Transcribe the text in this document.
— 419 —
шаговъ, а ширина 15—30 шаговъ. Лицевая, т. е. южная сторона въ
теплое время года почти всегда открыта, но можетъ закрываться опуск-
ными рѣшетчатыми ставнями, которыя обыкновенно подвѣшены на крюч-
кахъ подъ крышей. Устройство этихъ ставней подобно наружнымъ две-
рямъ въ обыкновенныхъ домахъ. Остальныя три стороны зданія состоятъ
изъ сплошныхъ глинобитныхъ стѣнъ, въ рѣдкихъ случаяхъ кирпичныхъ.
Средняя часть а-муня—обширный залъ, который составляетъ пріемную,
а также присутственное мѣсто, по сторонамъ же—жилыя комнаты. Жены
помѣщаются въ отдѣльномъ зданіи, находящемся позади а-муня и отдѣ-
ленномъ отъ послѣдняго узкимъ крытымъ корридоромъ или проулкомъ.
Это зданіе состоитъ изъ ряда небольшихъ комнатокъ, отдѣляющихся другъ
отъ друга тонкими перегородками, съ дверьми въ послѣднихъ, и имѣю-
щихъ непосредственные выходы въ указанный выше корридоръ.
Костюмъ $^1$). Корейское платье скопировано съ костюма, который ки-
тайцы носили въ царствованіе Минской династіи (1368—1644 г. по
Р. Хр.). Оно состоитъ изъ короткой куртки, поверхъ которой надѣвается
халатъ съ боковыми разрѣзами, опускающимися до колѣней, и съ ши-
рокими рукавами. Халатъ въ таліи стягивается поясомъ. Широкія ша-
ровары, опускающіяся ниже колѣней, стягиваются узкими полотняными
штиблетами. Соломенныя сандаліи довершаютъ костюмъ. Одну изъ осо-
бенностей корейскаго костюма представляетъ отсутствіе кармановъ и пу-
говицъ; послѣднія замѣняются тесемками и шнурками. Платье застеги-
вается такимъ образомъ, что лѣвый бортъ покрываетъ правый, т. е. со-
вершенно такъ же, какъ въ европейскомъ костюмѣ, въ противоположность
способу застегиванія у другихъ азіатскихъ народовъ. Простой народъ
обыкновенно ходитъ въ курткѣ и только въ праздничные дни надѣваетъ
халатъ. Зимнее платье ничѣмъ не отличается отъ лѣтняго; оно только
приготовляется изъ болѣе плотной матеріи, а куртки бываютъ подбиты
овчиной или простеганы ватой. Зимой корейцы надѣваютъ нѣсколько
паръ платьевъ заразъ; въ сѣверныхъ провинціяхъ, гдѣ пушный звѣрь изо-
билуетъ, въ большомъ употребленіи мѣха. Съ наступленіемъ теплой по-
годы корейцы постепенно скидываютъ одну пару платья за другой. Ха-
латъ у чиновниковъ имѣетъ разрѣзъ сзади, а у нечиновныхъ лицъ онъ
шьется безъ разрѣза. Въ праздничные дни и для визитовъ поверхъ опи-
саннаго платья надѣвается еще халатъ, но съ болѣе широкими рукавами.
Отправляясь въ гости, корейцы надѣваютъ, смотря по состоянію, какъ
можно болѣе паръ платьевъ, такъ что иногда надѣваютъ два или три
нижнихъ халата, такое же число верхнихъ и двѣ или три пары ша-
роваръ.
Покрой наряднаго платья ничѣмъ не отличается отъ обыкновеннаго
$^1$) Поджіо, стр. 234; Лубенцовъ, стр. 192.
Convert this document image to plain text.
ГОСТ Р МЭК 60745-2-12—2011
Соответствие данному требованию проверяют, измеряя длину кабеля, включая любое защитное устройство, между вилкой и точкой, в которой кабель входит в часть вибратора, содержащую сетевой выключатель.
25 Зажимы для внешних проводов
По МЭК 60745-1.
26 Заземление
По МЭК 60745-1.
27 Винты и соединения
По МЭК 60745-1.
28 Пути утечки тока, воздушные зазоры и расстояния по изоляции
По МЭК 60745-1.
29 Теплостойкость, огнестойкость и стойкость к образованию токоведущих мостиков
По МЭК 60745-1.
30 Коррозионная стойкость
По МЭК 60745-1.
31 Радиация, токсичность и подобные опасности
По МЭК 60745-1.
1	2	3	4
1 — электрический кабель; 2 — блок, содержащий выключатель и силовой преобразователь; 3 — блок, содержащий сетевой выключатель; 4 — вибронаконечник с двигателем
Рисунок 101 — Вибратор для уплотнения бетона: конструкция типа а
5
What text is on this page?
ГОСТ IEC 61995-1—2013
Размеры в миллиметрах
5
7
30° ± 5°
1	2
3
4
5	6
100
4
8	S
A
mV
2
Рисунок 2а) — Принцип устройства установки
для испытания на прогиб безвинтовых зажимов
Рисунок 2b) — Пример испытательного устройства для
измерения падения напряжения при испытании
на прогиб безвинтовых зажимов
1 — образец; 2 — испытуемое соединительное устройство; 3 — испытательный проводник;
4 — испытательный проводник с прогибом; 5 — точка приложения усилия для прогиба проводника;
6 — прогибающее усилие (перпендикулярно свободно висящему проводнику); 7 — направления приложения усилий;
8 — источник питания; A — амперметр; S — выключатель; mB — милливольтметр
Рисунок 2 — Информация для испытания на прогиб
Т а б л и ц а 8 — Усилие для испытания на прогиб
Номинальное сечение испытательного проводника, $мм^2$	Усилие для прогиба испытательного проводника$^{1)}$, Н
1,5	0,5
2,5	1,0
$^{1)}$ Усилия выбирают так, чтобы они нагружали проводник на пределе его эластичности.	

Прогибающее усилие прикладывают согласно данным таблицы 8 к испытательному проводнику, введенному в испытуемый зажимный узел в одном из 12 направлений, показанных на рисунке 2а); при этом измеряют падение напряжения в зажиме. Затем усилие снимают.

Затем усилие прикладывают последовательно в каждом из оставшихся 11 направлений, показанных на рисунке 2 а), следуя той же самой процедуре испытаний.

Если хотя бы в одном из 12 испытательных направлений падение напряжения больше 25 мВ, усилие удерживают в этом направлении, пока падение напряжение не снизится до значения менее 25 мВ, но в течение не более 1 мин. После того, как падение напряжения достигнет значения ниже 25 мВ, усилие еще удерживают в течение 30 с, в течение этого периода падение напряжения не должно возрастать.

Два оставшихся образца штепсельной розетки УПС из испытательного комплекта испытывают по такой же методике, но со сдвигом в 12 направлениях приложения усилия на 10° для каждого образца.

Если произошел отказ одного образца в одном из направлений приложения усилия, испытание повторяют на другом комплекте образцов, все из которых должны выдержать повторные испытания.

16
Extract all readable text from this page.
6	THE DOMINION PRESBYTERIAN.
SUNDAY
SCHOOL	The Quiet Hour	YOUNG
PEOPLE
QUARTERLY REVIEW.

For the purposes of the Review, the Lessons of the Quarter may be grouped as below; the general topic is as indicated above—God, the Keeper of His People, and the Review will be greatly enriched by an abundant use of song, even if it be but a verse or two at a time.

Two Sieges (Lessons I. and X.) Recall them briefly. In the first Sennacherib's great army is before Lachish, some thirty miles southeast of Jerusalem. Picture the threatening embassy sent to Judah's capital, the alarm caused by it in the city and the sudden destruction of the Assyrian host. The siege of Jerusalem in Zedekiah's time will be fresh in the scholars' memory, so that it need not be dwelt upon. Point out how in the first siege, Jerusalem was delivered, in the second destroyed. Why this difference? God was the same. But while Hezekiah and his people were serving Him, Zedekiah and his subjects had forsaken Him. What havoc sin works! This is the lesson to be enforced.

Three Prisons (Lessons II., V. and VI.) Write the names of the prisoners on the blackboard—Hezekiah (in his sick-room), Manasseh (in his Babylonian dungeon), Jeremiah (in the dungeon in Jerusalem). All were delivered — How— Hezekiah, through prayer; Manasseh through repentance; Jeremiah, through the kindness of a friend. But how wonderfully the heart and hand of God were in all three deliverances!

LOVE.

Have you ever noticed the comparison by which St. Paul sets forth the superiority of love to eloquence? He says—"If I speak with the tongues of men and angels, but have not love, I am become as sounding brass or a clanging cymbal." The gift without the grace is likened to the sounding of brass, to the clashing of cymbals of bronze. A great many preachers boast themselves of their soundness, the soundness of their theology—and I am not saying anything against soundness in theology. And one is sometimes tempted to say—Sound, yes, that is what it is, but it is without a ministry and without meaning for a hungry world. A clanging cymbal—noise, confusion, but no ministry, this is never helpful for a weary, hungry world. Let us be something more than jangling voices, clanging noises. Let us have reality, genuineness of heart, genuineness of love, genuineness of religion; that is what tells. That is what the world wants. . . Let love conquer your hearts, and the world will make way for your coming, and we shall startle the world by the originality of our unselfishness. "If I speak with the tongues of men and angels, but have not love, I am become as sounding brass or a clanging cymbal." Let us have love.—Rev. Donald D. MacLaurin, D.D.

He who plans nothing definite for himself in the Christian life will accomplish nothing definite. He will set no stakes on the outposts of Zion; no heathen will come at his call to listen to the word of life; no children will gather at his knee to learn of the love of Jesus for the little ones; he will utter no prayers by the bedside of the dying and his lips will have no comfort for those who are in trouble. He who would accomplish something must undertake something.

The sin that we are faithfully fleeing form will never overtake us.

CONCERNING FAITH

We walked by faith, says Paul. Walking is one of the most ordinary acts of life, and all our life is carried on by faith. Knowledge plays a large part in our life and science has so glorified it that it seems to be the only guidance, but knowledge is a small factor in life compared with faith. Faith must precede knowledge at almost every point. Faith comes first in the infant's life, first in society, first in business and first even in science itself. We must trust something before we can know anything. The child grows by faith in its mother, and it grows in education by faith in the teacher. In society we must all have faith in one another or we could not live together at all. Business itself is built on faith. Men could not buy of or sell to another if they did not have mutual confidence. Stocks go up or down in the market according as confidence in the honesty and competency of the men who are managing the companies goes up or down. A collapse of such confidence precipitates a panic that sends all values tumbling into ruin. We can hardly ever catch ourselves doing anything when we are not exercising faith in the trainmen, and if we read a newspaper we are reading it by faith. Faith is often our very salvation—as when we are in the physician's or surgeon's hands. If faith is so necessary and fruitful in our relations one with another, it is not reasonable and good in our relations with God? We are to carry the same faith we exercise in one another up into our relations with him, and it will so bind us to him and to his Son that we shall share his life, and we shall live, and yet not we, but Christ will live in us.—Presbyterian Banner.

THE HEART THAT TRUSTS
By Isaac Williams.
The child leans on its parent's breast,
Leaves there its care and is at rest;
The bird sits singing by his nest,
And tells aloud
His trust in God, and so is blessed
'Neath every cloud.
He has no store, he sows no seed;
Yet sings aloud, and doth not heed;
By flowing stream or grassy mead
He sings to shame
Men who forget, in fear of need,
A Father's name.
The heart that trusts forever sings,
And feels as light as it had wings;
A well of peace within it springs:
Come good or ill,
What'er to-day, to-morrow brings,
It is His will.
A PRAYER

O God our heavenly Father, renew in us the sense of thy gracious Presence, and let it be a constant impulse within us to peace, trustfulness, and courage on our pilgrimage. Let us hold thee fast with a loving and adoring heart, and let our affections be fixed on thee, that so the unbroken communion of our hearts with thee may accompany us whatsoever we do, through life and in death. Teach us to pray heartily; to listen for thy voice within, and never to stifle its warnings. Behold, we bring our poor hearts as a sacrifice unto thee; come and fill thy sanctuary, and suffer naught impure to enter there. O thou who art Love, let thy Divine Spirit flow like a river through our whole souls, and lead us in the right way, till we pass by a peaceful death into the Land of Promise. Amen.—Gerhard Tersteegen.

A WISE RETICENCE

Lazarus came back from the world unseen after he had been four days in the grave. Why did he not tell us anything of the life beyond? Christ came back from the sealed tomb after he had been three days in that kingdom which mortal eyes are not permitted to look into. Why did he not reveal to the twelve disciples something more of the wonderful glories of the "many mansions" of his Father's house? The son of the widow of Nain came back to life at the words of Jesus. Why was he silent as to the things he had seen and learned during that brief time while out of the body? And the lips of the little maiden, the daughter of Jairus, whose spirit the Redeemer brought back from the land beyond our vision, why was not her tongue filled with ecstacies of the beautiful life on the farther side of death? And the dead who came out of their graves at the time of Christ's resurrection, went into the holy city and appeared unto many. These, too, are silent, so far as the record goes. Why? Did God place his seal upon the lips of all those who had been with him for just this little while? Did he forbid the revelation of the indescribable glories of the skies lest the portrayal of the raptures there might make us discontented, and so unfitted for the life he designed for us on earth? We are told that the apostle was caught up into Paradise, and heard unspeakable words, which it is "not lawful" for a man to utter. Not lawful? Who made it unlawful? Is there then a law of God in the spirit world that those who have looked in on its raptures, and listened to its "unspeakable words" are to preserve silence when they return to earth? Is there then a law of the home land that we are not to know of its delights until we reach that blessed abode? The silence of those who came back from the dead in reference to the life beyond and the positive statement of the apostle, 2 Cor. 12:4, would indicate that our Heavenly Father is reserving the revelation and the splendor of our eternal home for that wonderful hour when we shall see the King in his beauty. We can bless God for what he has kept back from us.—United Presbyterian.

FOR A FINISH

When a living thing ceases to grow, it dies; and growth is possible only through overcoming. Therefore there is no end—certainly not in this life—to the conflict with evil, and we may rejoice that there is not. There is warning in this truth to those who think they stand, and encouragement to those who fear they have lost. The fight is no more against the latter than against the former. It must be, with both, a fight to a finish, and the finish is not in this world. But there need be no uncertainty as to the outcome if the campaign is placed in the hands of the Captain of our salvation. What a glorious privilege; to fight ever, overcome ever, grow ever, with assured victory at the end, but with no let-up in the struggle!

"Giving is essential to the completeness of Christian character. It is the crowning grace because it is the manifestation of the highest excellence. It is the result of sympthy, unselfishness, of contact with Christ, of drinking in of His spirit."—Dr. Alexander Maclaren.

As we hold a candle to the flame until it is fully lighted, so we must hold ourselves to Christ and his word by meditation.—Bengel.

- **What is expected**
Copy out each line of the data containing the string "text".

- **Response to the exercise**
Transcribe the text in this document.
Convert this document image to plain text.
What text is on this page?
Extract all readable text from this page.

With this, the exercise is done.